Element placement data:
* * *
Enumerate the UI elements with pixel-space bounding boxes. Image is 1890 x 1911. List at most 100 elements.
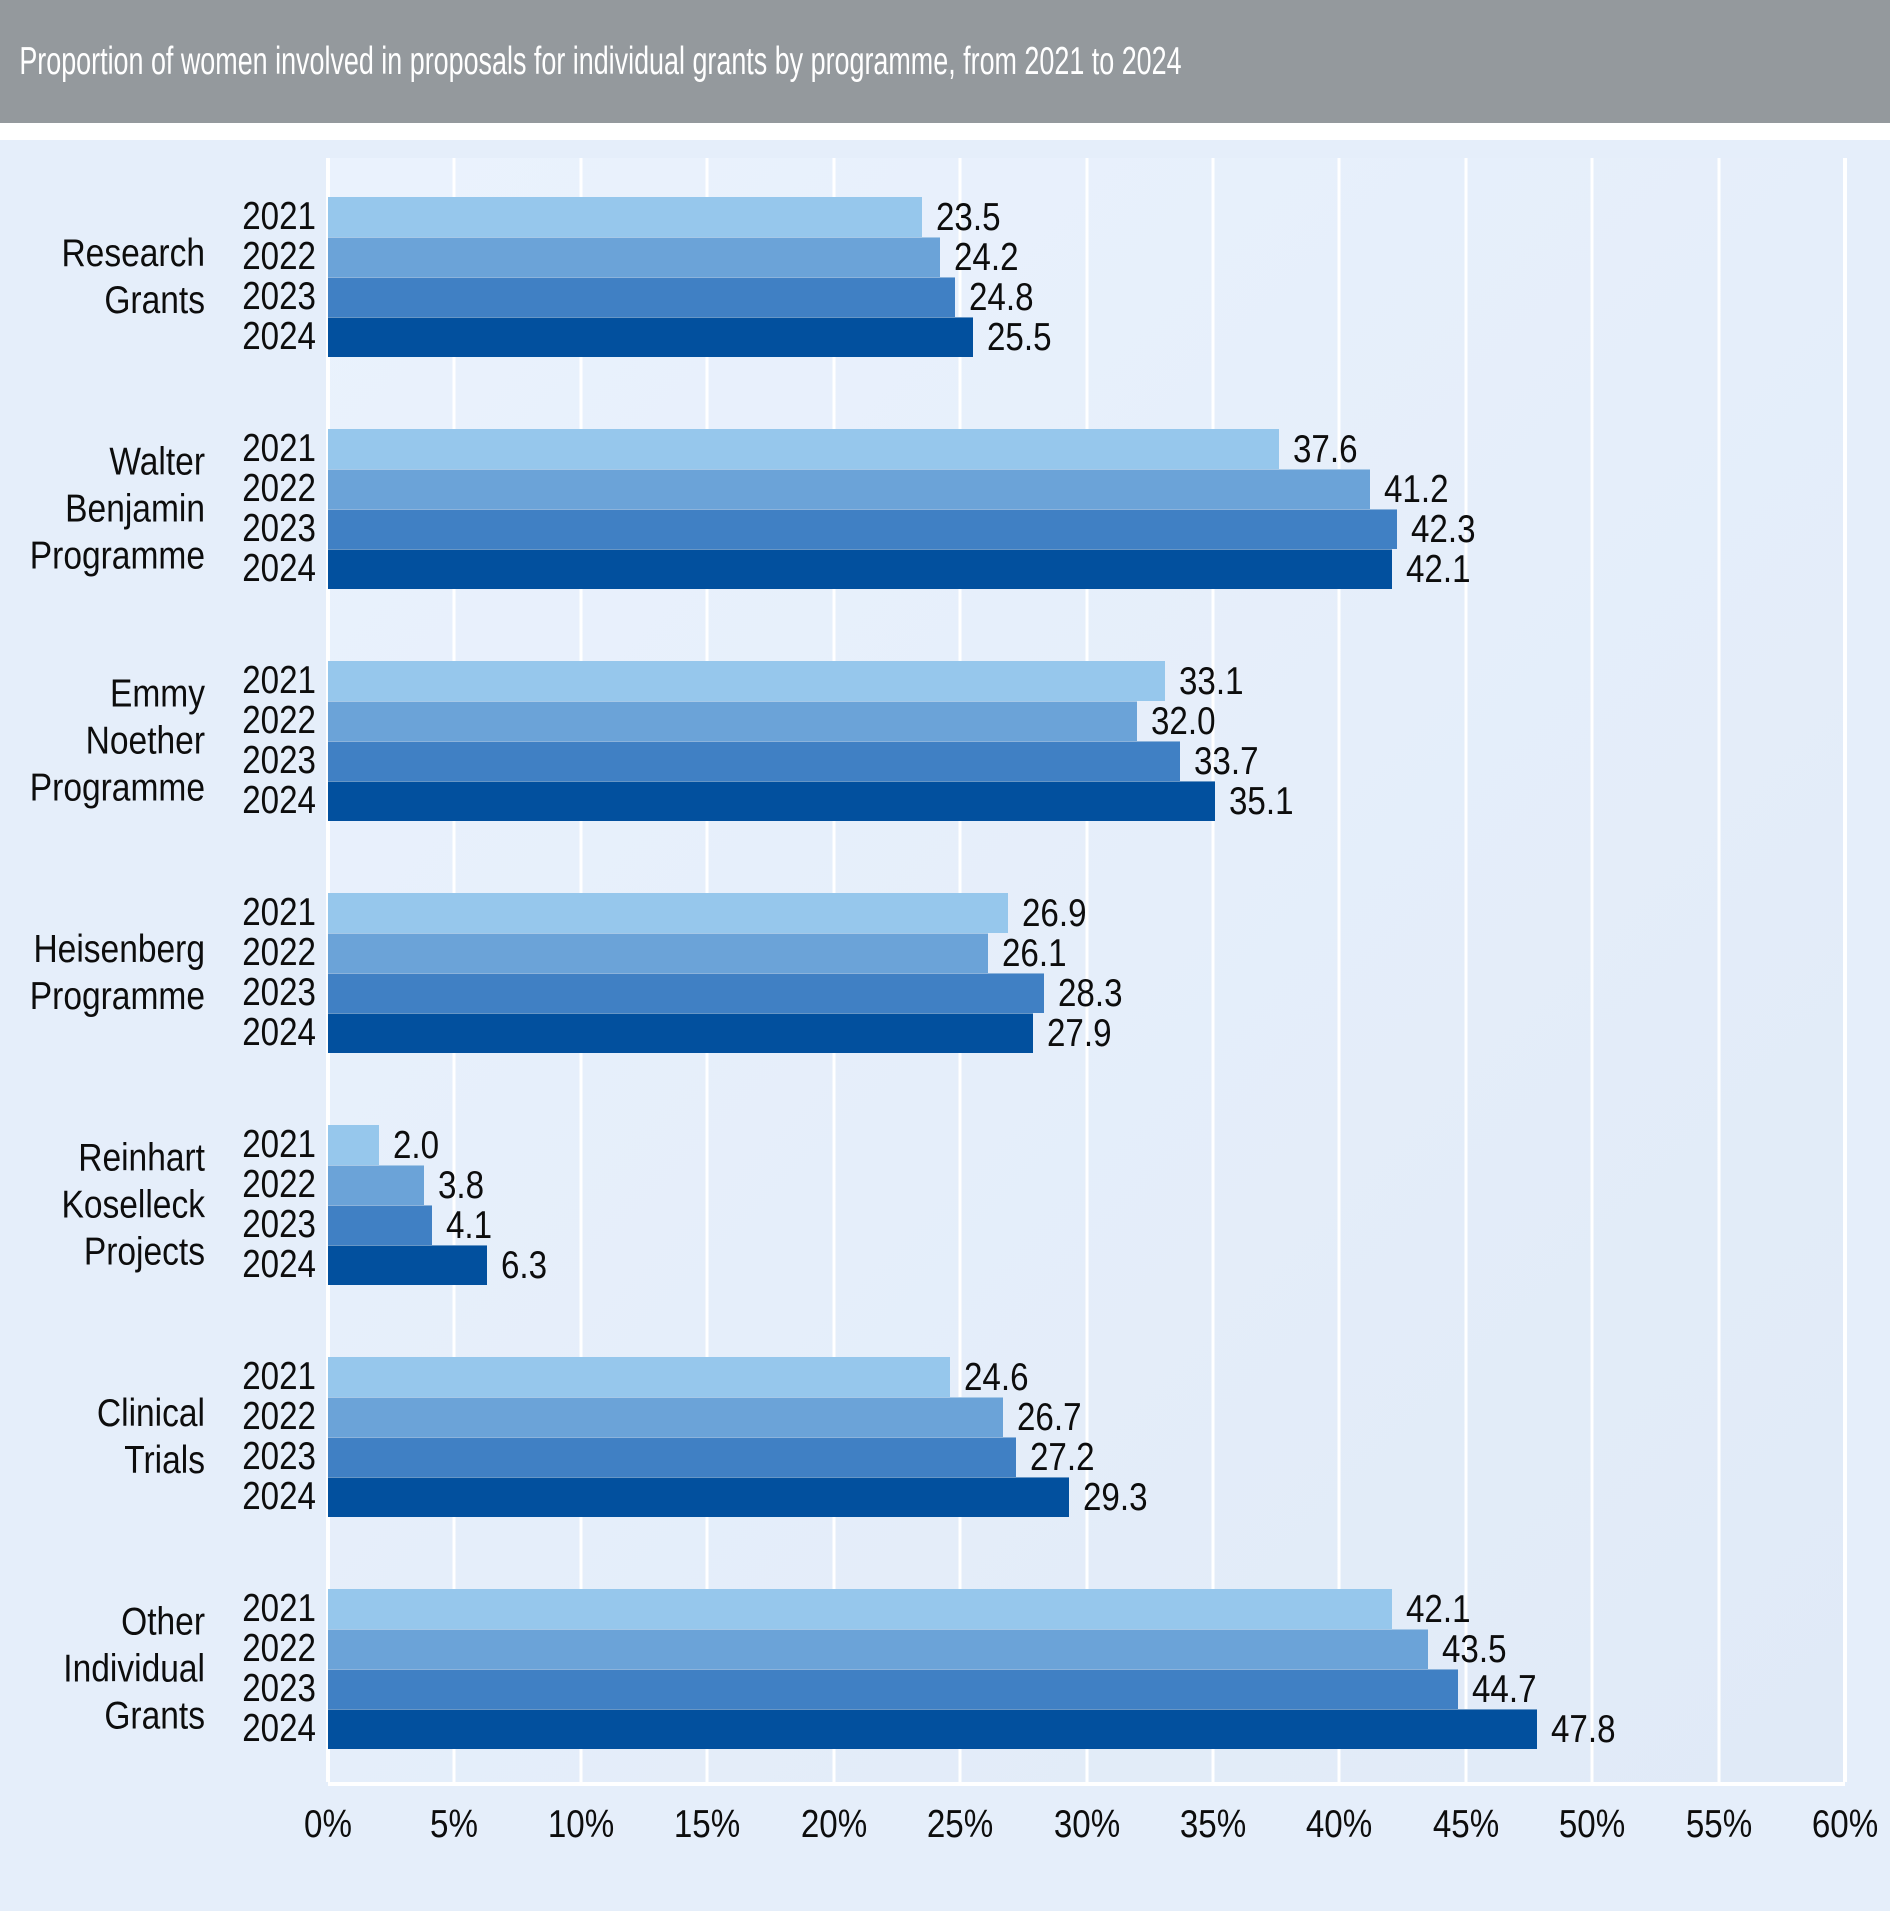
x-axis-tick-label: 35%	[1179, 1803, 1247, 1846]
category-label: Reinhart Koselleck Projects	[29, 1135, 205, 1276]
year-label: 2022	[242, 931, 316, 974]
bar-2021	[328, 893, 1008, 933]
year-label: 2021	[242, 427, 316, 470]
value-label: 41.2	[1384, 468, 1449, 511]
x-axis-tick-label: 5%	[430, 1803, 479, 1846]
value-label: 25.5	[987, 316, 1052, 359]
gridline	[1590, 158, 1594, 1782]
year-label: 2021	[242, 1355, 316, 1398]
year-label: 2021	[242, 891, 316, 934]
bar-2021	[328, 1357, 950, 1397]
year-labels: 2021 2022 2023 2024	[0, 429, 316, 589]
x-axis-tick-label: 60%	[1811, 1803, 1879, 1846]
value-label: 43.5	[1442, 1628, 1507, 1671]
x-axis-tick-label: 50%	[1558, 1803, 1626, 1846]
year-label: 2023	[242, 275, 316, 318]
year-label: 2024	[242, 1707, 316, 1750]
year-label: 2021	[242, 195, 316, 238]
year-label: 2024	[242, 315, 316, 358]
year-label: 2021	[242, 659, 316, 702]
category-label-line: Projects	[83, 1230, 205, 1274]
value-label: 42.1	[1406, 548, 1471, 591]
bar-2023	[328, 509, 1397, 549]
chart-canvas: Research Grants 2021 2022 2023 2024 23.5 24.2 24…	[0, 140, 1890, 1911]
bar-2024	[328, 781, 1215, 821]
bar-2024	[328, 1477, 1069, 1517]
year-labels: 2021 2022 2023 2024	[0, 197, 316, 357]
category-label-line: Koselleck	[61, 1183, 205, 1227]
category-label-line: Emmy	[109, 672, 205, 716]
chart-title: Proportion of women involved in proposal…	[19, 39, 1182, 83]
value-label: 24.2	[954, 236, 1019, 279]
bars: 2.0 3.8 4.1 6.3	[328, 1124, 1845, 1287]
year-label: 2023	[242, 507, 316, 550]
year-labels: 2021 2022 2023 2024	[0, 661, 316, 821]
bars: 42.1 43.5 44.7 47.8	[328, 1589, 1845, 1750]
category-label: Emmy Noether Programme	[29, 671, 205, 812]
category-label: Other Individual Grants	[29, 1599, 205, 1740]
year-label: 2023	[242, 1435, 316, 1478]
bar-2022	[328, 1165, 424, 1205]
bar-2021	[328, 661, 1165, 701]
category-label: Clinical Trials	[29, 1390, 205, 1484]
bar-2024	[328, 1245, 487, 1285]
bar-2023	[328, 973, 1044, 1013]
year-labels: 2021 2022 2023 2024	[0, 893, 316, 1053]
year-label: 2022	[242, 1395, 316, 1438]
x-axis-tick-label: 20%	[800, 1803, 867, 1846]
year-labels: 2021 2022 2023 2024	[0, 1589, 316, 1749]
bar-2022	[328, 1629, 1428, 1669]
x-axis-tick-label: 30%	[1053, 1803, 1120, 1846]
value-label: 6.3	[501, 1244, 548, 1287]
category-label-line: Programme	[29, 766, 205, 810]
year-label: 2022	[242, 1627, 316, 1670]
category-label: Heisenberg Programme	[29, 926, 205, 1020]
category-label: Walter Benjamin Programme	[29, 439, 205, 580]
value-label: 23.5	[936, 196, 1001, 239]
bar-2021	[328, 1125, 379, 1165]
value-label: 35.1	[1229, 780, 1294, 823]
x-axis-tick-label: 10%	[547, 1803, 615, 1846]
bar-2021	[328, 197, 922, 237]
category-label-line: Clinical	[96, 1392, 205, 1435]
gridline	[1085, 158, 1088, 1782]
bars: 23.5 24.2 24.8 25.5	[328, 196, 1845, 359]
x-axis-tick-label: 15%	[674, 1803, 741, 1846]
bar-group: Heisenberg Programme 2021 2022 2023 2024 26.9 2…	[0, 893, 1890, 1055]
year-label: 2024	[242, 547, 316, 590]
year-label: 2023	[242, 1203, 316, 1246]
bar-2022	[328, 701, 1137, 741]
gridline	[1464, 158, 1468, 1782]
value-label: 24.6	[964, 1356, 1029, 1399]
value-label: 2.0	[393, 1124, 440, 1167]
bar-2023	[328, 1205, 432, 1245]
category-label-line: Programme	[29, 975, 205, 1018]
bars: 26.9 26.1 28.3 27.9	[328, 893, 1845, 1054]
value-label: 28.3	[1058, 972, 1123, 1015]
bar-2023	[328, 1669, 1458, 1709]
category-label-line: Grants	[104, 279, 205, 322]
bar-group: Research Grants 2021 2022 2023 2024 23.5 24.2 24…	[0, 196, 1890, 359]
category-label-line: Noether	[85, 719, 205, 763]
bar-2023	[328, 277, 955, 317]
bar-2024	[328, 1709, 1537, 1749]
year-label: 2022	[242, 1163, 316, 1206]
bar-group: Reinhart Koselleck Projects 2021 2022 2023 202…	[0, 1124, 1890, 1287]
year-label: 2024	[242, 779, 316, 822]
year-label: 2022	[242, 699, 316, 742]
category-label-line: Other	[121, 1600, 205, 1644]
title-bar: Proportion of women involved in proposal…	[0, 0, 1890, 123]
value-label: 29.3	[1083, 1476, 1148, 1519]
category-label-line: Benjamin	[65, 487, 205, 531]
year-label: 2022	[242, 235, 316, 278]
category-label-line: Reinhart	[78, 1136, 205, 1180]
value-label: 4.1	[446, 1204, 493, 1247]
x-axis-tick-label: 40%	[1306, 1803, 1373, 1846]
value-label: 27.2	[1030, 1436, 1095, 1479]
bar-group: Clinical Trials 2021 2022 2023 2024 24.6 26.7 27…	[0, 1355, 1890, 1519]
category-label: Research Grants	[29, 230, 205, 324]
value-label: 24.8	[969, 276, 1034, 319]
year-label: 2023	[242, 739, 316, 782]
bar-2023	[328, 741, 1180, 781]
* * *
Arrange every line of the listing above as a numbered list, skipping blank lines and leaving the pictures out.

1. Enumerate the UI elements with pixel-space bounding boxes. Image is 1890 x 1911. List at most 100 elements.
2. x-axis-tick-label: 35%	[1179, 1803, 1247, 1846]
3. category-label: Reinhart Koselleck Projects	[29, 1135, 205, 1276]
4. year-label: 2022	[242, 931, 316, 974]
5. bar-2021	[328, 893, 1008, 933]
6. year-label: 2021	[242, 427, 316, 470]
7. value-label: 41.2	[1384, 468, 1449, 511]
8. x-axis-tick-label: 5%	[430, 1803, 479, 1846]
9. value-label: 25.5	[987, 316, 1052, 359]
10. gridline	[1590, 158, 1594, 1782]
11. year-label: 2021	[242, 1355, 316, 1398]
12. year-label: 2021	[242, 891, 316, 934]
13. bar-2021	[328, 1357, 950, 1397]
14. year-labels: 2021 2022 2023 2024	[0, 429, 316, 589]
15. x-axis-tick-label: 60%	[1811, 1803, 1879, 1846]
16. value-label: 43.5	[1442, 1628, 1507, 1671]
17. x-axis-tick-label: 50%	[1558, 1803, 1626, 1846]
18. year-label: 2023	[242, 275, 316, 318]
19. year-label: 2024	[242, 1707, 316, 1750]
20. year-label: 2021	[242, 195, 316, 238]
21. year-label: 2024	[242, 315, 316, 358]
22. year-label: 2021	[242, 659, 316, 702]
23. category-label-line: Projects	[83, 1230, 205, 1274]
24. value-label: 42.1	[1406, 548, 1471, 591]
25. bar-2023	[328, 509, 1397, 549]
26. chart-canvas: Research Grants 2021 2022 2023 2024 23.5 24.2 24…	[0, 140, 1890, 1911]
27. bar-2024	[328, 781, 1215, 821]
28. bar-2024	[328, 1477, 1069, 1517]
29. year-labels: 2021 2022 2023 2024	[0, 197, 316, 357]
30. category-label-line: Koselleck	[61, 1183, 205, 1227]
31. category-label-line: Emmy	[109, 672, 205, 716]
32. chart-title: Proportion of women involved in proposal…	[19, 39, 1182, 83]
33. value-label: 24.2	[954, 236, 1019, 279]
34. bars: 2.0 3.8 4.1 6.3	[328, 1124, 1845, 1287]
35. year-label: 2023	[242, 507, 316, 550]
36. year-labels: 2021 2022 2023 2024	[0, 661, 316, 821]
37. bars: 42.1 43.5 44.7 47.8	[328, 1589, 1845, 1750]
38. category-label: Emmy Noether Programme	[29, 671, 205, 812]
39. category-label: Other Individual Grants	[29, 1599, 205, 1740]
40. year-label: 2023	[242, 1435, 316, 1478]
41. bar-2022	[328, 1165, 424, 1205]
42. bar-2021	[328, 661, 1165, 701]
43. category-label: Clinical Trials	[29, 1390, 205, 1484]
44. bar-2024	[328, 1245, 487, 1285]
45. bar-2023	[328, 973, 1044, 1013]
46. year-labels: 2021 2022 2023 2024	[0, 893, 316, 1053]
47. year-label: 2022	[242, 1395, 316, 1438]
48. x-axis-tick-label: 20%	[800, 1803, 867, 1846]
49. year-labels: 2021 2022 2023 2024	[0, 1589, 316, 1749]
50. bar-2022	[328, 1629, 1428, 1669]
51. x-axis-tick-label: 30%	[1053, 1803, 1120, 1846]
52. value-label: 6.3	[501, 1244, 548, 1287]
53. category-label-line: Programme	[29, 766, 205, 810]
54. year-label: 2022	[242, 1627, 316, 1670]
55. category-label: Heisenberg Programme	[29, 926, 205, 1020]
56. category-label: Walter Benjamin Programme	[29, 439, 205, 580]
57. value-label: 23.5	[936, 196, 1001, 239]
58. bar-2021	[328, 1125, 379, 1165]
59. value-label: 35.1	[1229, 780, 1294, 823]
60. x-axis-tick-label: 10%	[547, 1803, 615, 1846]
61. bar-2021	[328, 197, 922, 237]
62. category-label-line: Clinical	[96, 1392, 205, 1435]
63. gridline	[1085, 158, 1088, 1782]
64. bars: 23.5 24.2 24.8 25.5	[328, 196, 1845, 359]
65. x-axis-tick-label: 15%	[674, 1803, 741, 1846]
66. bar-group: Heisenberg Programme 2021 2022 2023 2024 26.9 2…	[0, 893, 1890, 1055]
67. year-label: 2024	[242, 547, 316, 590]
68. year-label: 2023	[242, 1203, 316, 1246]
69. bar-2022	[328, 701, 1137, 741]
70. gridline	[1464, 158, 1468, 1782]
71. value-label: 24.6	[964, 1356, 1029, 1399]
72. value-label: 2.0	[393, 1124, 440, 1167]
73. bar-2023	[328, 1205, 432, 1245]
74. category-label-line: Programme	[29, 975, 205, 1018]
75. bars: 26.9 26.1 28.3 27.9	[328, 893, 1845, 1054]
76. value-label: 28.3	[1058, 972, 1123, 1015]
77. bar-2023	[328, 1669, 1458, 1709]
78. category-label-line: Grants	[104, 279, 205, 322]
79. bar-group: Research Grants 2021 2022 2023 2024 23.5 24.2 24…	[0, 196, 1890, 359]
80. category-label-line: Noether	[85, 719, 205, 763]
81. bar-2023	[328, 277, 955, 317]
82. bar-2024	[328, 1709, 1537, 1749]
83. year-label: 2022	[242, 1163, 316, 1206]
84. bar-group: Reinhart Koselleck Projects 2021 2022 2023 202…	[0, 1124, 1890, 1287]
85. year-label: 2024	[242, 779, 316, 822]
86. year-label: 2022	[242, 699, 316, 742]
87. category-label-line: Other	[121, 1600, 205, 1644]
88. title-bar: Proportion of women involved in proposal…	[0, 0, 1890, 123]
89. value-label: 29.3	[1083, 1476, 1148, 1519]
90. category-label-line: Benjamin	[65, 487, 205, 531]
91. year-label: 2022	[242, 235, 316, 278]
92. category-label-line: Reinhart	[78, 1136, 205, 1180]
93. value-label: 4.1	[446, 1204, 493, 1247]
94. x-axis-tick-label: 40%	[1306, 1803, 1373, 1846]
95. value-label: 27.2	[1030, 1436, 1095, 1479]
96. bar-group: Clinical Trials 2021 2022 2023 2024 24.6 26.7 27…	[0, 1355, 1890, 1519]
97. category-label: Research Grants	[29, 230, 205, 324]
98. value-label: 24.8	[969, 276, 1034, 319]
99. year-label: 2023	[242, 739, 316, 782]
100. bar-2023	[328, 741, 1180, 781]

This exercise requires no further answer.